EXTRACTED MATERIAL:
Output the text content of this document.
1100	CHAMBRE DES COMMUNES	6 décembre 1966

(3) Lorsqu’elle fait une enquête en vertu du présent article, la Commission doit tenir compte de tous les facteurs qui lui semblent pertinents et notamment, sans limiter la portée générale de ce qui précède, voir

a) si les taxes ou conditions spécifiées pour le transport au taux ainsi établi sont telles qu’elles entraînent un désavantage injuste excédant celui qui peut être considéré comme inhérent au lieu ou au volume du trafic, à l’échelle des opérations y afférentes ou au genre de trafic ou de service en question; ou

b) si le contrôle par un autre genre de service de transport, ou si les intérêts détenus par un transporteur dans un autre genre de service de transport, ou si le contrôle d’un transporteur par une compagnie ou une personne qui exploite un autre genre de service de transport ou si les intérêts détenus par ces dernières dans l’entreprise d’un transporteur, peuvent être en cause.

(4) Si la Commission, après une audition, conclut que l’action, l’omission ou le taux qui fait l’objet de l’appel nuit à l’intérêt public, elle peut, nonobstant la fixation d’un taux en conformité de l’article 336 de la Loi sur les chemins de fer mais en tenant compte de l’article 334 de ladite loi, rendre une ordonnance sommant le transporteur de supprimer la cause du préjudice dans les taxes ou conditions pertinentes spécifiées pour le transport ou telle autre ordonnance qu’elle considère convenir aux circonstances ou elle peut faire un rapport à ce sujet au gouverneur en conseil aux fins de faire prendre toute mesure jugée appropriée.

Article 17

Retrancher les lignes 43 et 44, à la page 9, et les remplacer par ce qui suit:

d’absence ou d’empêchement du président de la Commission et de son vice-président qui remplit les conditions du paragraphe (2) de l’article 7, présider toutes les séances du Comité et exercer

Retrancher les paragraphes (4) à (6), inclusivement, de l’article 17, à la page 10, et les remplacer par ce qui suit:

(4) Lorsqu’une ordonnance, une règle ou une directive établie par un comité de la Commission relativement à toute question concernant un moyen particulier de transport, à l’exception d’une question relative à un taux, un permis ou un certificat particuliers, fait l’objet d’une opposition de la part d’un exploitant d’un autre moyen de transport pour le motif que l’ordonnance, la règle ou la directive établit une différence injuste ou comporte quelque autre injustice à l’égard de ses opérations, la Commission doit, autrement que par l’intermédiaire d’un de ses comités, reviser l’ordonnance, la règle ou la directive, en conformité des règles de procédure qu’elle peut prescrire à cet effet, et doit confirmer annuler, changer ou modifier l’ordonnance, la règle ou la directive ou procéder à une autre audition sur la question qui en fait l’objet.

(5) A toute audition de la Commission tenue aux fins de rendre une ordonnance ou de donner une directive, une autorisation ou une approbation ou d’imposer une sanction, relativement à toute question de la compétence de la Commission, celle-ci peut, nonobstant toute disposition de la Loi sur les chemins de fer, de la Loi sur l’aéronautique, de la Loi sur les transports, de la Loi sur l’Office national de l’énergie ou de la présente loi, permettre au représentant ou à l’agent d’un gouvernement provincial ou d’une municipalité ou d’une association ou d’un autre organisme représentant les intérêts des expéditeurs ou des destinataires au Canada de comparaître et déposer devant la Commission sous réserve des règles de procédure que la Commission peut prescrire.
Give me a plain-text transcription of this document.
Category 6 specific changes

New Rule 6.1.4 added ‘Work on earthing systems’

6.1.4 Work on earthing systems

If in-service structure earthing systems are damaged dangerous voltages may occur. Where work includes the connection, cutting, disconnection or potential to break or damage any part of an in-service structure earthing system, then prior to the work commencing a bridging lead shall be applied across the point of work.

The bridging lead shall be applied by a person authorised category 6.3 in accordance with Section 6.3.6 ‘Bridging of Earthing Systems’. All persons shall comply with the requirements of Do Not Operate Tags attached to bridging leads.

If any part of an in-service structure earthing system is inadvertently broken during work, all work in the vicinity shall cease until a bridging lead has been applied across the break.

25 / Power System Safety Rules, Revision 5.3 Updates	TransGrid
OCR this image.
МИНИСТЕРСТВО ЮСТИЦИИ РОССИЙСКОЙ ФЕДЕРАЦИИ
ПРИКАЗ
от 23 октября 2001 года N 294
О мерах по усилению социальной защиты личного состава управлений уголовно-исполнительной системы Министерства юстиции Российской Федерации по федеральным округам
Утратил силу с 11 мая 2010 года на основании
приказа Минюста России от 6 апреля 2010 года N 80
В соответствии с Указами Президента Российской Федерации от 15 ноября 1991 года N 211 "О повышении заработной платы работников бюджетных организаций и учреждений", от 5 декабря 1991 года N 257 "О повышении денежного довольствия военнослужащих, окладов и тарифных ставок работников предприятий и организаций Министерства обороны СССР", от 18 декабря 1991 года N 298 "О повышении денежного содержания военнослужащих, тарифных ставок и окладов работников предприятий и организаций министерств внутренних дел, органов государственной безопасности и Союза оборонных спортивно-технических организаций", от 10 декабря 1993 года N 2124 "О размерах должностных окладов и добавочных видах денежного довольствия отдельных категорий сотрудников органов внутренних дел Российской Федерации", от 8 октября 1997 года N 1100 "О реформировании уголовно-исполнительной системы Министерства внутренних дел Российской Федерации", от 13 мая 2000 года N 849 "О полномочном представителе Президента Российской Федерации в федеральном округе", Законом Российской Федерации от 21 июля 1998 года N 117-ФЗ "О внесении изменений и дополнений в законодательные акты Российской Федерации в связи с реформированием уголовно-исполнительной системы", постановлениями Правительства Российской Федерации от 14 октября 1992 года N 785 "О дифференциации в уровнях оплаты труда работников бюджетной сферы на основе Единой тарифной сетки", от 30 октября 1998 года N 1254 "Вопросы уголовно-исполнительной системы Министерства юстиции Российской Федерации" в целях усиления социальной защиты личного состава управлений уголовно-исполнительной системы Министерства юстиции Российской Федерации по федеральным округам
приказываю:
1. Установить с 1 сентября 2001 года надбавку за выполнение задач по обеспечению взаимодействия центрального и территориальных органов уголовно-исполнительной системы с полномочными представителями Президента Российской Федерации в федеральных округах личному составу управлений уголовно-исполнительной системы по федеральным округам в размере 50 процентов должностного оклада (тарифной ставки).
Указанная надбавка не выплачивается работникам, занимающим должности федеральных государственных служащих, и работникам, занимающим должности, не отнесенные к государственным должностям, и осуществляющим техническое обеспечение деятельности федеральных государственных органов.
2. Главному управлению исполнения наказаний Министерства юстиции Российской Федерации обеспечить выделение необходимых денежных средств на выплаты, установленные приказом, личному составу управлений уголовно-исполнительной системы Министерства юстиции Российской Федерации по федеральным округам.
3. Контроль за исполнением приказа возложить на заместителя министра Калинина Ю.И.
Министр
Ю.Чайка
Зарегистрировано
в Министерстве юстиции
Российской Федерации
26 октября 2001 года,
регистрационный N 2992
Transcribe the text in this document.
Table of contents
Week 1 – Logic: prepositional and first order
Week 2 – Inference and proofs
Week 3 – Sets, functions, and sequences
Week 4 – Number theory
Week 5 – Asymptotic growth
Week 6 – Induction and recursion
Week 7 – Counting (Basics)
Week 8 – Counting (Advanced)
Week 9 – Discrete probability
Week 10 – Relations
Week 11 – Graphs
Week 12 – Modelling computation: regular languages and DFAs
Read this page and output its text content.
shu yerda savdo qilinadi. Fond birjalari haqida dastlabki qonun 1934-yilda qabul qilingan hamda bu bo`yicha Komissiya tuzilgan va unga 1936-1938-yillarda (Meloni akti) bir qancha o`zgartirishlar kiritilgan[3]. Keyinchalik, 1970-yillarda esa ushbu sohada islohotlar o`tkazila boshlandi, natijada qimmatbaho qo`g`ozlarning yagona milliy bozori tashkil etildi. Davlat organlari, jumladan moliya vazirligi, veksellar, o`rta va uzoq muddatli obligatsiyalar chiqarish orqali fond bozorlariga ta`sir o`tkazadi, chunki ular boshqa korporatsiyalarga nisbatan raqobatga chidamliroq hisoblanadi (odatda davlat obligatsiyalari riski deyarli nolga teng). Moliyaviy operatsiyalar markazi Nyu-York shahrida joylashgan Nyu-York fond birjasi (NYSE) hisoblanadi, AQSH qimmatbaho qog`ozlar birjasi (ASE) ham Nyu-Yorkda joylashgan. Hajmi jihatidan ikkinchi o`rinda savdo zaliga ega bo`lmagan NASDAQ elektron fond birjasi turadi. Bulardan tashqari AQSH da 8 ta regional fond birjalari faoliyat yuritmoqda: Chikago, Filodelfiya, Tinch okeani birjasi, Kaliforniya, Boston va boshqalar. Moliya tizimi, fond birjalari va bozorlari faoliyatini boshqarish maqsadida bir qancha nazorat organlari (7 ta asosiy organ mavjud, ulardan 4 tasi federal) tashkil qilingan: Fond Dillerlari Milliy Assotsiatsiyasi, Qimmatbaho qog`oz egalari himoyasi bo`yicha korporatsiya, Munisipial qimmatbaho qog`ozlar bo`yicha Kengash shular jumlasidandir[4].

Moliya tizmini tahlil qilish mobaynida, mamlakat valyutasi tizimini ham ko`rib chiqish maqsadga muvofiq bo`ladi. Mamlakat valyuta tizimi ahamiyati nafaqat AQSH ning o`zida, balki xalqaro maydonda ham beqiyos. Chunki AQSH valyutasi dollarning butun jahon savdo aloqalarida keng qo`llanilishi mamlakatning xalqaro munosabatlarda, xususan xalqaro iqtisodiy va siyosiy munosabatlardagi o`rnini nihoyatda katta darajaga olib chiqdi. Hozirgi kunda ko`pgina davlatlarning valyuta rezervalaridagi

EXERCISE DETAILS: Show the lines that mention the word "spécifiées".

SOLUTION TO THIS PROBLEM:
a) si les taxes ou conditions spécifiées pour le transport au taux ainsi établi sont telles qu’elles entraînent un désavantage injuste excédant celui qui peut être considéré comme inhérent au lieu ou au volume du trafic, à l’échelle des opérations y afférentes ou au genre de trafic ou de service en question; ou
(4) Si la Commission, après une audition, conclut que l’action, l’omission ou le taux qui fait l’objet de l’appel nuit à l’intérêt public, elle peut, nonobstant la fixation d’un taux en conformité de l’article 336 de la Loi sur les chemins de fer mais en tenant compte de l’article 334 de ladite loi, rendre une ordonnance sommant le transporteur de supprimer la cause du préjudice dans les taxes ou conditions pertinentes spécifiées pour le transport ou telle autre ordonnance qu’elle considère convenir aux circonstances ou elle peut faire un rapport à ce sujet au gouverneur en conseil aux fins de faire prendre toute mesure jugée appropriée.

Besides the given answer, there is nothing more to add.